[Begin]

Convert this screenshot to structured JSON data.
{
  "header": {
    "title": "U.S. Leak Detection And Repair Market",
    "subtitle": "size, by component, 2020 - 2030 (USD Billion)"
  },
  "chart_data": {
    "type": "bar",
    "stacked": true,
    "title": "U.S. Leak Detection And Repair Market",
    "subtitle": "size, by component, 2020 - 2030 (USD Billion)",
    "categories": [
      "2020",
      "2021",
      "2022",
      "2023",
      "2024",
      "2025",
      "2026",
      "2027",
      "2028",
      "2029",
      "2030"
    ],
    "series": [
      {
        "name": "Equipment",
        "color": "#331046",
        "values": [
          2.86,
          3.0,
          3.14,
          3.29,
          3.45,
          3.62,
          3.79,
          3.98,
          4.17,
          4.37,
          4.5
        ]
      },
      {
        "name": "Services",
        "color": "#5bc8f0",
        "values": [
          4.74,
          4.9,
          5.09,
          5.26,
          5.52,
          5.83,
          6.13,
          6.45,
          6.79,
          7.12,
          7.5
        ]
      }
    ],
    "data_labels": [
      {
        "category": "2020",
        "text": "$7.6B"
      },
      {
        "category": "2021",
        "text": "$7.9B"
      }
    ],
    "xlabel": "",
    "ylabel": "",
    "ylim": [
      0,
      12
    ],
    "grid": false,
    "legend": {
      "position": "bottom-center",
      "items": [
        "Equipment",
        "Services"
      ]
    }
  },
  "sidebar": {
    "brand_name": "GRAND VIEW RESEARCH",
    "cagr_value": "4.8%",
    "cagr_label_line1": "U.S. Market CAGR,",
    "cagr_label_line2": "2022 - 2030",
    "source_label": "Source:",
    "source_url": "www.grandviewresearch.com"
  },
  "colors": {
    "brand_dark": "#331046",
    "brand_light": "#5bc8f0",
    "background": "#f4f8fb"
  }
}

[End]

▸ **WHAT THIS TASK INVOLVES**
Every entry should be printed again exactly as it stands.

▸ **CORRECT RESULT**
Convert this screenshot to structured JSON data.
{
  "header": {
    "title": "U.S. Leak Detection And Repair Market",
    "subtitle": "size, by component, 2020 - 2030 (USD Billion)"
  },
  "chart_data": {
    "type": "bar",
    "stacked": true,
    "title": "U.S. Leak Detection And Repair Market",
    "subtitle": "size, by component, 2020 - 2030 (USD Billion)",
    "categories": [
      "2020",
      "2021",
      "2022",
      "2023",
      "2024",
      "2025",
      "2026",
      "2027",
      "2028",
      "2029",
      "2030"
    ],
    "series": [
      {
        "name": "Equipment",
        "color": "#331046",
        "values": [
          2.86,
          3.0,
          3.14,
          3.29,
          3.45,
          3.62,
          3.79,
          3.98,
          4.17,
          4.37,
          4.5
        ]
      },
      {
        "name": "Services",
        "color": "#5bc8f0",
        "values": [
          4.74,
          4.9,
          5.09,
          5.26,
          5.52,
          5.83,
          6.13,
          6.45,
          6.79,
          7.12,
          7.5
        ]
      }
    ],
    "data_labels": [
      {
        "category": "2020",
        "text": "$7.6B"
      },
      {
        "category": "2021",
        "text": "$7.9B"
      }
    ],
    "xlabel": "",
    "ylabel": "",
    "ylim": [
      0,
      12
    ],
    "grid": false,
    "legend": {
      "position": "bottom-center",
      "items": [
        "Equipment",
        "Services"
      ]
    }
  },
  "sidebar": {
    "brand_name": "GRAND VIEW RESEARCH",
    "cagr_value": "4.8%",
    "cagr_label_line1": "U.S. Market CAGR,",
    "cagr_label_line2": "2022 - 2030",
    "source_label": "Source:",
    "source_url": "www.grandviewresearch.com"
  },
  "colors": {
    "brand_dark": "#331046",
    "brand_light": "#5bc8f0",
    "background": "#f4f8fb"
  }
}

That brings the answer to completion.